WHAT YOU WILL DO
Filter the entries, keeping every line with the word "icon".

··· GIVEN INFORMATION ···

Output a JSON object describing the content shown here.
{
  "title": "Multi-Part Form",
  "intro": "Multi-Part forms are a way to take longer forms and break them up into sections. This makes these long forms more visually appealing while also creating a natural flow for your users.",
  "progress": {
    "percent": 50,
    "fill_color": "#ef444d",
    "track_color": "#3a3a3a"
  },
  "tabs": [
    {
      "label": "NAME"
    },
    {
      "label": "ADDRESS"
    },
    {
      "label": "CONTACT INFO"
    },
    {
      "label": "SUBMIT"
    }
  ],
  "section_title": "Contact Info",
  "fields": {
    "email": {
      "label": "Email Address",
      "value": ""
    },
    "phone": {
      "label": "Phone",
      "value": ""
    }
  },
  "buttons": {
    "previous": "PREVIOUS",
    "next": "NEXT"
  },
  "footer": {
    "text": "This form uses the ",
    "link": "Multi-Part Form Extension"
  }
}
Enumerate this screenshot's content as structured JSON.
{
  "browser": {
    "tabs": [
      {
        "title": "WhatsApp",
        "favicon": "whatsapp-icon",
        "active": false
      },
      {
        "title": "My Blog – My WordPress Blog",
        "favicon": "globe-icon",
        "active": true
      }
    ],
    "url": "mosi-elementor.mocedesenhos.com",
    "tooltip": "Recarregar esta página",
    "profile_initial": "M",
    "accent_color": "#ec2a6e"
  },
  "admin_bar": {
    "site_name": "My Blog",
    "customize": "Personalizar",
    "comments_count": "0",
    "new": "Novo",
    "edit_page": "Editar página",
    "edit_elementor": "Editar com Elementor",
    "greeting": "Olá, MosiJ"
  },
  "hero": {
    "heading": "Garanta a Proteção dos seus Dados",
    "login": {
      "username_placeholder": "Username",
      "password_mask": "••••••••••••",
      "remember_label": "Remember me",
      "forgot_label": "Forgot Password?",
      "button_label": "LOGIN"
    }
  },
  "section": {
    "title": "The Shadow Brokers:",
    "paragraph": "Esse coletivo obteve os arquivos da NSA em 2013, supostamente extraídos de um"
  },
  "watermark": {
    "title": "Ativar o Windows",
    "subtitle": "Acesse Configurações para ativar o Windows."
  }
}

···

EXERCISE OUTPUT
        "favicon": "whatsapp-icon",
        "favicon": "globe-icon",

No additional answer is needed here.